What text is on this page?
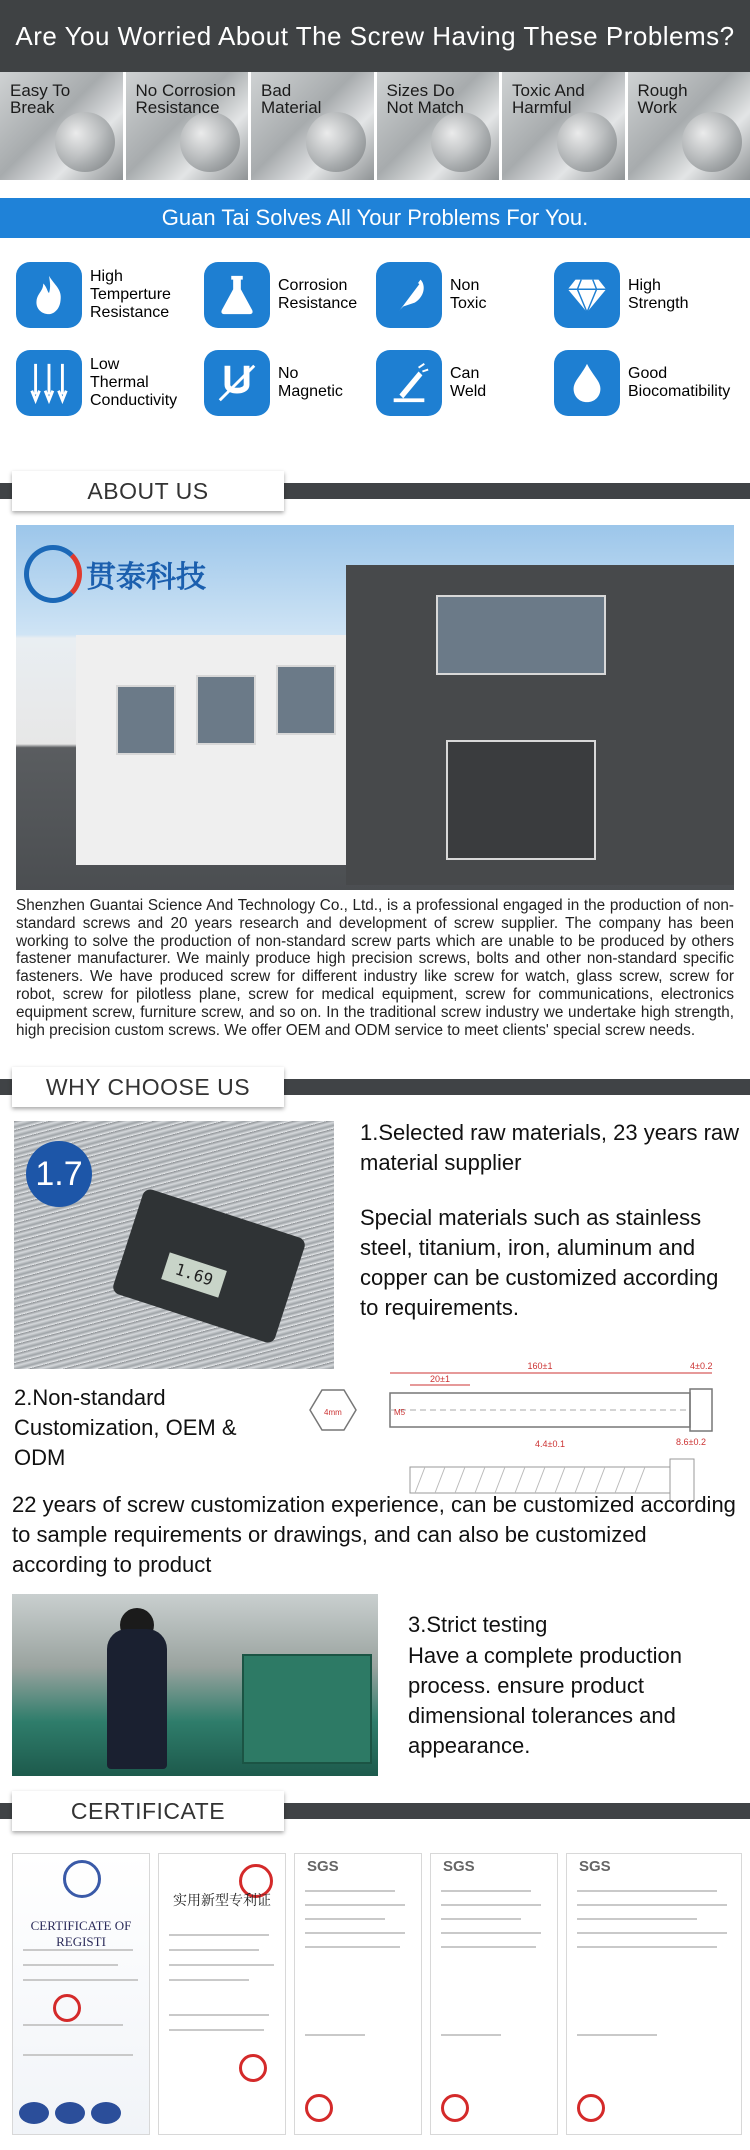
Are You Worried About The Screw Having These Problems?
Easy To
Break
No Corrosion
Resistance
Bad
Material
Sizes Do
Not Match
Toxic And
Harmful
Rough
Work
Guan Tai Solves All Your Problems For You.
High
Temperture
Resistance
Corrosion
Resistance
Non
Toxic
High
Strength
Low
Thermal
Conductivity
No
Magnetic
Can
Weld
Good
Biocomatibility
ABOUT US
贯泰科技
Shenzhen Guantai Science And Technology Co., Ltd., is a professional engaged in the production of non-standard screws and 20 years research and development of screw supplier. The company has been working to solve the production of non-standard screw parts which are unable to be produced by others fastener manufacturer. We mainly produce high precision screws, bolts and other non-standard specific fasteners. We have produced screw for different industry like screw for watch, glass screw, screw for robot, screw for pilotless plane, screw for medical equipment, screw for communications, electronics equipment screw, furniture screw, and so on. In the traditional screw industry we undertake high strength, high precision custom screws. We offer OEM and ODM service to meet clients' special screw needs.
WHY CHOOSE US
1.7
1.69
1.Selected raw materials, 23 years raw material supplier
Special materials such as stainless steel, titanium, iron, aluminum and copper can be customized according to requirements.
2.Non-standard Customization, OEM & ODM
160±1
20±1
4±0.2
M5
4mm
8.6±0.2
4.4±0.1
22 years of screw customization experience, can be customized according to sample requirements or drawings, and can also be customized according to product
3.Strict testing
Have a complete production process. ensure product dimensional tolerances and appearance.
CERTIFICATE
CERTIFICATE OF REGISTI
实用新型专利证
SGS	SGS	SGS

• • • • •

What is being asked ->
Copy every line above word for word and exclude the pictures.

Answer ->
What text is on this page?
Are You Worried About The Screw Having These Problems?
Easy To
Break
No Corrosion
Resistance
Bad
Material
Sizes Do
Not Match
Toxic And
Harmful
Rough
Work
Guan Tai Solves All Your Problems For You.
High
Temperture
Resistance
Corrosion
Resistance
Non
Toxic
High
Strength
Low
Thermal
Conductivity
No
Magnetic
Can
Weld
Good
Biocomatibility
ABOUT US
贯泰科技
Shenzhen Guantai Science And Technology Co., Ltd., is a professional engaged in the production of non-standard screws and 20 years research and development of screw supplier. The company has been working to solve the production of non-standard screw parts which are unable to be produced by others fastener manufacturer. We mainly produce high precision screws, bolts and other non-standard specific fasteners. We have produced screw for different industry like screw for watch, glass screw, screw for robot, screw for pilotless plane, screw for medical equipment, screw for communications, electronics equipment screw, furniture screw, and so on. In the traditional screw industry we undertake high strength, high precision custom screws. We offer OEM and ODM service to meet clients' special screw needs.
WHY CHOOSE US
1.7
1.69
1.Selected raw materials, 23 years raw material supplier
Special materials such as stainless steel, titanium, iron, aluminum and copper can be customized according to requirements.
2.Non-standard Customization, OEM & ODM
160±1
20±1
4±0.2
M5
4mm
8.6±0.2
4.4±0.1
22 years of screw customization experience, can be customized according to sample requirements or drawings, and can also be customized according to product
3.Strict testing
Have a complete production process. ensure product dimensional tolerances and appearance.
CERTIFICATE
CERTIFICATE OF REGISTI
实用新型专利证
SGS	SGS	SGS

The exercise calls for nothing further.